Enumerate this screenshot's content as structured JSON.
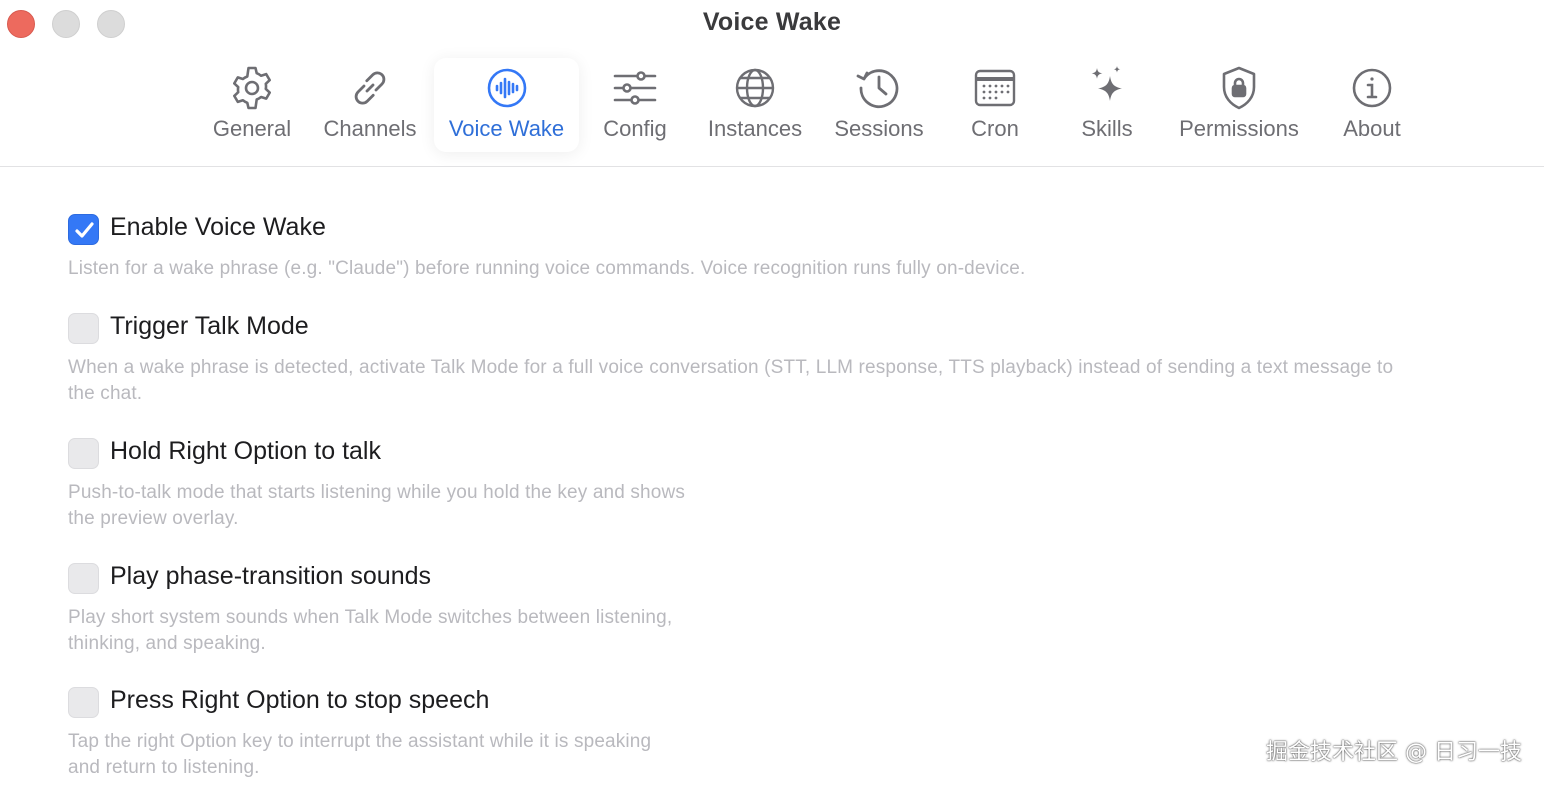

■ ■ ■

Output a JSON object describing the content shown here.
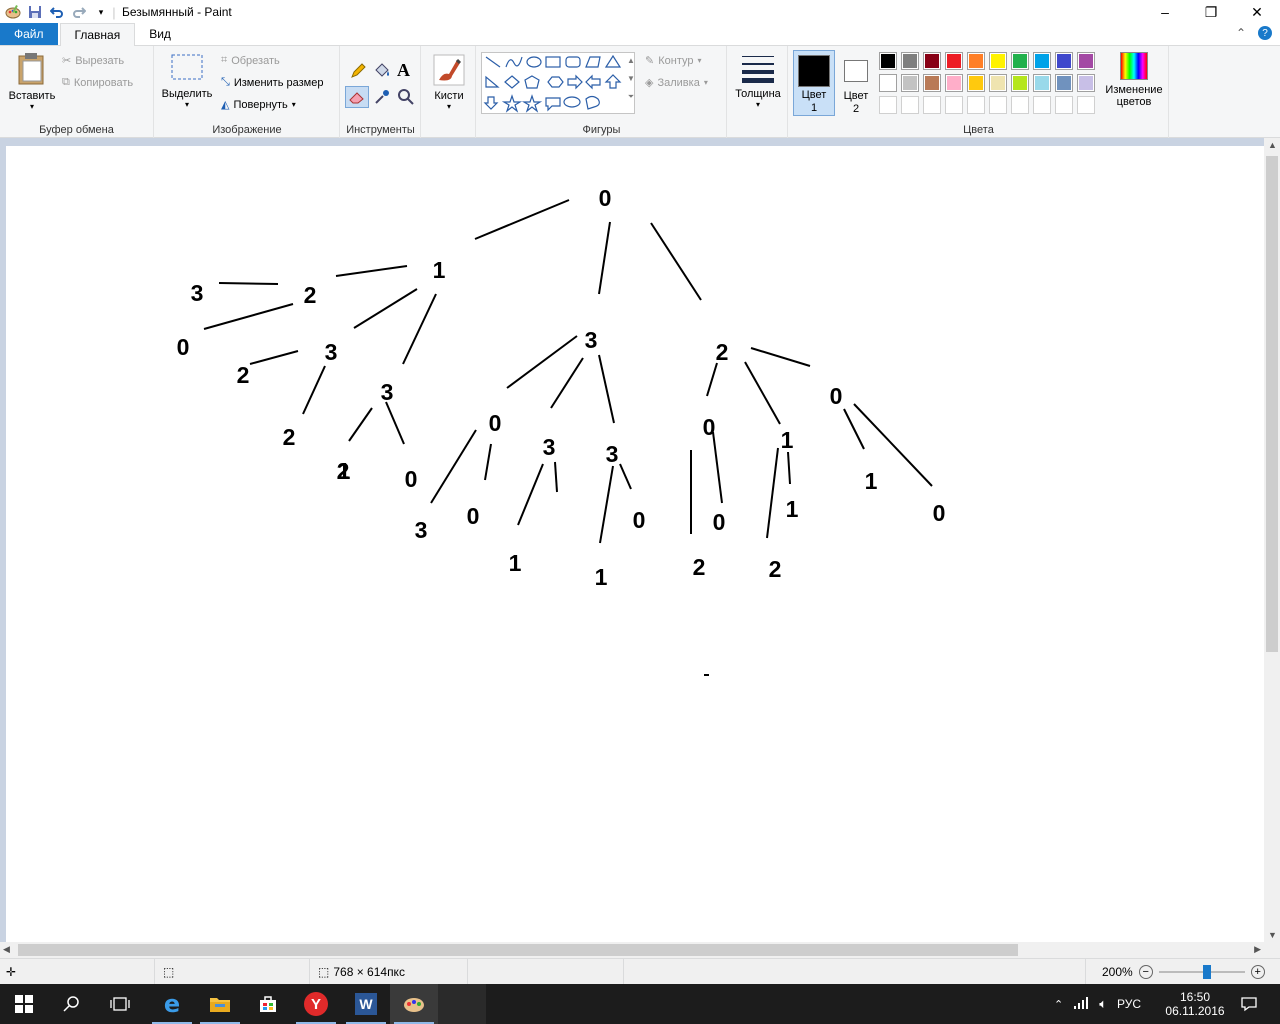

■ ■ ■

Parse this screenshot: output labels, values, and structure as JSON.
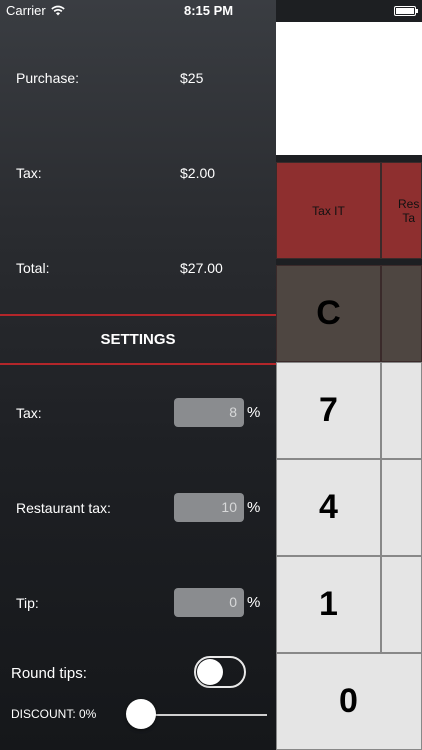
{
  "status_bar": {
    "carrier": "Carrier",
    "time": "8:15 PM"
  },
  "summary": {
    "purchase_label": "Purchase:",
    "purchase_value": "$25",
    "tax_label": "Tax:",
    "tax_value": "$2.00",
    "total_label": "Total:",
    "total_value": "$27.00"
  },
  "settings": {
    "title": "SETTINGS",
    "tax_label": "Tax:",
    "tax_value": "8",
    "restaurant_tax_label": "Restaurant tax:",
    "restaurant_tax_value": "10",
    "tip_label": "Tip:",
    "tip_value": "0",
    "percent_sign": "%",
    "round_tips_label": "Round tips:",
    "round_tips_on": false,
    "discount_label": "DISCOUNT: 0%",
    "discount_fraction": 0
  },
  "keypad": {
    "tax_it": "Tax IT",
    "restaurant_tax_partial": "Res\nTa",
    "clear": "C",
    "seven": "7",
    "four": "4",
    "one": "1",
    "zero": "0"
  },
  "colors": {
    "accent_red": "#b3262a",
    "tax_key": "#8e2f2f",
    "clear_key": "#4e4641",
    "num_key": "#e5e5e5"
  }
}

■ ■ ■

From the listing, copy every line where the string "content" appears.

• Completed exercise:
Enumerate this screenshot's content as structured JSON.
Output a JSON object describing the content shown here.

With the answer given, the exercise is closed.